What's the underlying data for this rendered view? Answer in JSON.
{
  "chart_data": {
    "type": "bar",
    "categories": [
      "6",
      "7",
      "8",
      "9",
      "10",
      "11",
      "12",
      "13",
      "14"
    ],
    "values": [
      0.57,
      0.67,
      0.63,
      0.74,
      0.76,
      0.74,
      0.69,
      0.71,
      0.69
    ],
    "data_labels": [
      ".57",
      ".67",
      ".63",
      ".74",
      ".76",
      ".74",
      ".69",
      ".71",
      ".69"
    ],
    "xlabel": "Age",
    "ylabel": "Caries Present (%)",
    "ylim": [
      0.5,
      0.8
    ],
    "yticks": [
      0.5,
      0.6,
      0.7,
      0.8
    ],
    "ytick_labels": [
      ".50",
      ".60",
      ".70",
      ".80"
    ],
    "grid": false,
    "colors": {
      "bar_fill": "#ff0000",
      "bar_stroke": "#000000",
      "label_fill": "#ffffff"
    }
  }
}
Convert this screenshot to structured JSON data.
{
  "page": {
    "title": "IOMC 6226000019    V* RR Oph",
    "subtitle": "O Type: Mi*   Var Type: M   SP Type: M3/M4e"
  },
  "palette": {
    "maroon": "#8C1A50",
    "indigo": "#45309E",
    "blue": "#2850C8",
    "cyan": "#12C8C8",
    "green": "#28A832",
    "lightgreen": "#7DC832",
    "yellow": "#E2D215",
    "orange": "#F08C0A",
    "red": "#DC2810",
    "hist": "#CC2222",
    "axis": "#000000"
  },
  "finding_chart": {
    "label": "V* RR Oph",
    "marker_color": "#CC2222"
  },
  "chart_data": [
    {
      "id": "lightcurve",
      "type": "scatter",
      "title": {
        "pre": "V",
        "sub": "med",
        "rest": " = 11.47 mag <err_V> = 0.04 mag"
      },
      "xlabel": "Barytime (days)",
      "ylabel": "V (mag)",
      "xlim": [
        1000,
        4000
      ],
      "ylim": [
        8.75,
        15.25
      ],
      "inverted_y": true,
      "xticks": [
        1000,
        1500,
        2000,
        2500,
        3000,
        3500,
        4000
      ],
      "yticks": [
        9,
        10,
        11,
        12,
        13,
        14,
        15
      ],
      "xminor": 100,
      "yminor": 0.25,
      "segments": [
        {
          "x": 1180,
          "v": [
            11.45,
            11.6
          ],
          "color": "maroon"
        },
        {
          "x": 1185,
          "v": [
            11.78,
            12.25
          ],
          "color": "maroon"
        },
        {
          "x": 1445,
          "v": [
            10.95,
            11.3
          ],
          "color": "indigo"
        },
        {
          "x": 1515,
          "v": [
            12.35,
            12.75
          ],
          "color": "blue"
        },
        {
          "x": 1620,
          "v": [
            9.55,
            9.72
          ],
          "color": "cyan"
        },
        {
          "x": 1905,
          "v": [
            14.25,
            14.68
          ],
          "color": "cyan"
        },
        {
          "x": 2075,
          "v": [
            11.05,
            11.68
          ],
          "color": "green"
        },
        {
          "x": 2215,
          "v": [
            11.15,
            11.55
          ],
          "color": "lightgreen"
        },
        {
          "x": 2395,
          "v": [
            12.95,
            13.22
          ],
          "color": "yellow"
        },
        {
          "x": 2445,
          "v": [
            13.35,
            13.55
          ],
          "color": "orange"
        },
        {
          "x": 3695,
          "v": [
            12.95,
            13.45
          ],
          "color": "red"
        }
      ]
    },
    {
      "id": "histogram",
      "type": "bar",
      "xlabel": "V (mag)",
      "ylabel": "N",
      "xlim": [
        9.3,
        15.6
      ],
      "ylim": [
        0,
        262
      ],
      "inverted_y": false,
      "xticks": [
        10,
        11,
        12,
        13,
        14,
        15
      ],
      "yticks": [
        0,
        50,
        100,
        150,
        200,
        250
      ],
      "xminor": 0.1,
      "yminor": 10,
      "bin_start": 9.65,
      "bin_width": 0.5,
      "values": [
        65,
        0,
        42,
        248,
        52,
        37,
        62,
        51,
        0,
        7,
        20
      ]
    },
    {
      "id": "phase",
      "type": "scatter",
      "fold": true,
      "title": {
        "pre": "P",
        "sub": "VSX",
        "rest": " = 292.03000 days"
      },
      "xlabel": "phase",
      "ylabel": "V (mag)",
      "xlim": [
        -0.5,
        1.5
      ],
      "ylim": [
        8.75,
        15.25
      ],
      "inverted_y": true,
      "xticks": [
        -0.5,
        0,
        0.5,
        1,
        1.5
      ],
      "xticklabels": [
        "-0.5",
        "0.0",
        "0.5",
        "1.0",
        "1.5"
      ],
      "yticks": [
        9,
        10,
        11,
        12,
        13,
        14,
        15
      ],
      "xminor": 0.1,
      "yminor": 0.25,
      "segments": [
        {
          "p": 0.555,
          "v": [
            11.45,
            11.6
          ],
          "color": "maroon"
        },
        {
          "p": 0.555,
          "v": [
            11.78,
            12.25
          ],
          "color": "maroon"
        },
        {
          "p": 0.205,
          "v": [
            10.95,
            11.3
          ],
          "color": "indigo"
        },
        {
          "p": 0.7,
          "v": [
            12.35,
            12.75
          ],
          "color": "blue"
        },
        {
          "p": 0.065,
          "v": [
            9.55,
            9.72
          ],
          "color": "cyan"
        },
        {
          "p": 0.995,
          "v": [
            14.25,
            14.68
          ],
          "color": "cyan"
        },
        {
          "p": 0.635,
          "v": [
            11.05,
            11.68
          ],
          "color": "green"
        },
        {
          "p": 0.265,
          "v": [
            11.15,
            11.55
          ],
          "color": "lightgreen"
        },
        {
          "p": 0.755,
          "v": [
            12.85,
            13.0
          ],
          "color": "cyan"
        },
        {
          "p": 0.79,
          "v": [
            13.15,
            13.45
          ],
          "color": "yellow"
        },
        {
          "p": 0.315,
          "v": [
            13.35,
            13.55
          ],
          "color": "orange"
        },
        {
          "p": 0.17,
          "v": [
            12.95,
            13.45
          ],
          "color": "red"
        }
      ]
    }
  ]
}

▸ TASK BRIEF:
Write out every entry word for word.

▸ WORKED SOLUTION:
What's the underlying data for this rendered view? Answer in JSON.
{
  "chart_data": {
    "type": "bar",
    "categories": [
      "6",
      "7",
      "8",
      "9",
      "10",
      "11",
      "12",
      "13",
      "14"
    ],
    "values": [
      0.57,
      0.67,
      0.63,
      0.74,
      0.76,
      0.74,
      0.69,
      0.71,
      0.69
    ],
    "data_labels": [
      ".57",
      ".67",
      ".63",
      ".74",
      ".76",
      ".74",
      ".69",
      ".71",
      ".69"
    ],
    "xlabel": "Age",
    "ylabel": "Caries Present (%)",
    "ylim": [
      0.5,
      0.8
    ],
    "yticks": [
      0.5,
      0.6,
      0.7,
      0.8
    ],
    "ytick_labels": [
      ".50",
      ".60",
      ".70",
      ".80"
    ],
    "grid": false,
    "colors": {
      "bar_fill": "#ff0000",
      "bar_stroke": "#000000",
      "label_fill": "#ffffff"
    }
  }
}
Convert this screenshot to structured JSON data.
{
  "page": {
    "title": "IOMC 6226000019    V* RR Oph",
    "subtitle": "O Type: Mi*   Var Type: M   SP Type: M3/M4e"
  },
  "palette": {
    "maroon": "#8C1A50",
    "indigo": "#45309E",
    "blue": "#2850C8",
    "cyan": "#12C8C8",
    "green": "#28A832",
    "lightgreen": "#7DC832",
    "yellow": "#E2D215",
    "orange": "#F08C0A",
    "red": "#DC2810",
    "hist": "#CC2222",
    "axis": "#000000"
  },
  "finding_chart": {
    "label": "V* RR Oph",
    "marker_color": "#CC2222"
  },
  "chart_data": [
    {
      "id": "lightcurve",
      "type": "scatter",
      "title": {
        "pre": "V",
        "sub": "med",
        "rest": " = 11.47 mag <err_V> = 0.04 mag"
      },
      "xlabel": "Barytime (days)",
      "ylabel": "V (mag)",
      "xlim": [
        1000,
        4000
      ],
      "ylim": [
        8.75,
        15.25
      ],
      "inverted_y": true,
      "xticks": [
        1000,
        1500,
        2000,
        2500,
        3000,
        3500,
        4000
      ],
      "yticks": [
        9,
        10,
        11,
        12,
        13,
        14,
        15
      ],
      "xminor": 100,
      "yminor": 0.25,
      "segments": [
        {
          "x": 1180,
          "v": [
            11.45,
            11.6
          ],
          "color": "maroon"
        },
        {
          "x": 1185,
          "v": [
            11.78,
            12.25
          ],
          "color": "maroon"
        },
        {
          "x": 1445,
          "v": [
            10.95,
            11.3
          ],
          "color": "indigo"
        },
        {
          "x": 1515,
          "v": [
            12.35,
            12.75
          ],
          "color": "blue"
        },
        {
          "x": 1620,
          "v": [
            9.55,
            9.72
          ],
          "color": "cyan"
        },
        {
          "x": 1905,
          "v": [
            14.25,
            14.68
          ],
          "color": "cyan"
        },
        {
          "x": 2075,
          "v": [
            11.05,
            11.68
          ],
          "color": "green"
        },
        {
          "x": 2215,
          "v": [
            11.15,
            11.55
          ],
          "color": "lightgreen"
        },
        {
          "x": 2395,
          "v": [
            12.95,
            13.22
          ],
          "color": "yellow"
        },
        {
          "x": 2445,
          "v": [
            13.35,
            13.55
          ],
          "color": "orange"
        },
        {
          "x": 3695,
          "v": [
            12.95,
            13.45
          ],
          "color": "red"
        }
      ]
    },
    {
      "id": "histogram",
      "type": "bar",
      "xlabel": "V (mag)",
      "ylabel": "N",
      "xlim": [
        9.3,
        15.6
      ],
      "ylim": [
        0,
        262
      ],
      "inverted_y": false,
      "xticks": [
        10,
        11,
        12,
        13,
        14,
        15
      ],
      "yticks": [
        0,
        50,
        100,
        150,
        200,
        250
      ],
      "xminor": 0.1,
      "yminor": 10,
      "bin_start": 9.65,
      "bin_width": 0.5,
      "values": [
        65,
        0,
        42,
        248,
        52,
        37,
        62,
        51,
        0,
        7,
        20
      ]
    },
    {
      "id": "phase",
      "type": "scatter",
      "fold": true,
      "title": {
        "pre": "P",
        "sub": "VSX",
        "rest": " = 292.03000 days"
      },
      "xlabel": "phase",
      "ylabel": "V (mag)",
      "xlim": [
        -0.5,
        1.5
      ],
      "ylim": [
        8.75,
        15.25
      ],
      "inverted_y": true,
      "xticks": [
        -0.5,
        0,
        0.5,
        1,
        1.5
      ],
      "xticklabels": [
        "-0.5",
        "0.0",
        "0.5",
        "1.0",
        "1.5"
      ],
      "yticks": [
        9,
        10,
        11,
        12,
        13,
        14,
        15
      ],
      "xminor": 0.1,
      "yminor": 0.25,
      "segments": [
        {
          "p": 0.555,
          "v": [
            11.45,
            11.6
          ],
          "color": "maroon"
        },
        {
          "p": 0.555,
          "v": [
            11.78,
            12.25
          ],
          "color": "maroon"
        },
        {
          "p": 0.205,
          "v": [
            10.95,
            11.3
          ],
          "color": "indigo"
        },
        {
          "p": 0.7,
          "v": [
            12.35,
            12.75
          ],
          "color": "blue"
        },
        {
          "p": 0.065,
          "v": [
            9.55,
            9.72
          ],
          "color": "cyan"
        },
        {
          "p": 0.995,
          "v": [
            14.25,
            14.68
          ],
          "color": "cyan"
        },
        {
          "p": 0.635,
          "v": [
            11.05,
            11.68
          ],
          "color": "green"
        },
        {
          "p": 0.265,
          "v": [
            11.15,
            11.55
          ],
          "color": "lightgreen"
        },
        {
          "p": 0.755,
          "v": [
            12.85,
            13.0
          ],
          "color": "cyan"
        },
        {
          "p": 0.79,
          "v": [
            13.15,
            13.45
          ],
          "color": "yellow"
        },
        {
          "p": 0.315,
          "v": [
            13.35,
            13.55
          ],
          "color": "orange"
        },
        {
          "p": 0.17,
          "v": [
            12.95,
            13.45
          ],
          "color": "red"
        }
      ]
    }
  ]
}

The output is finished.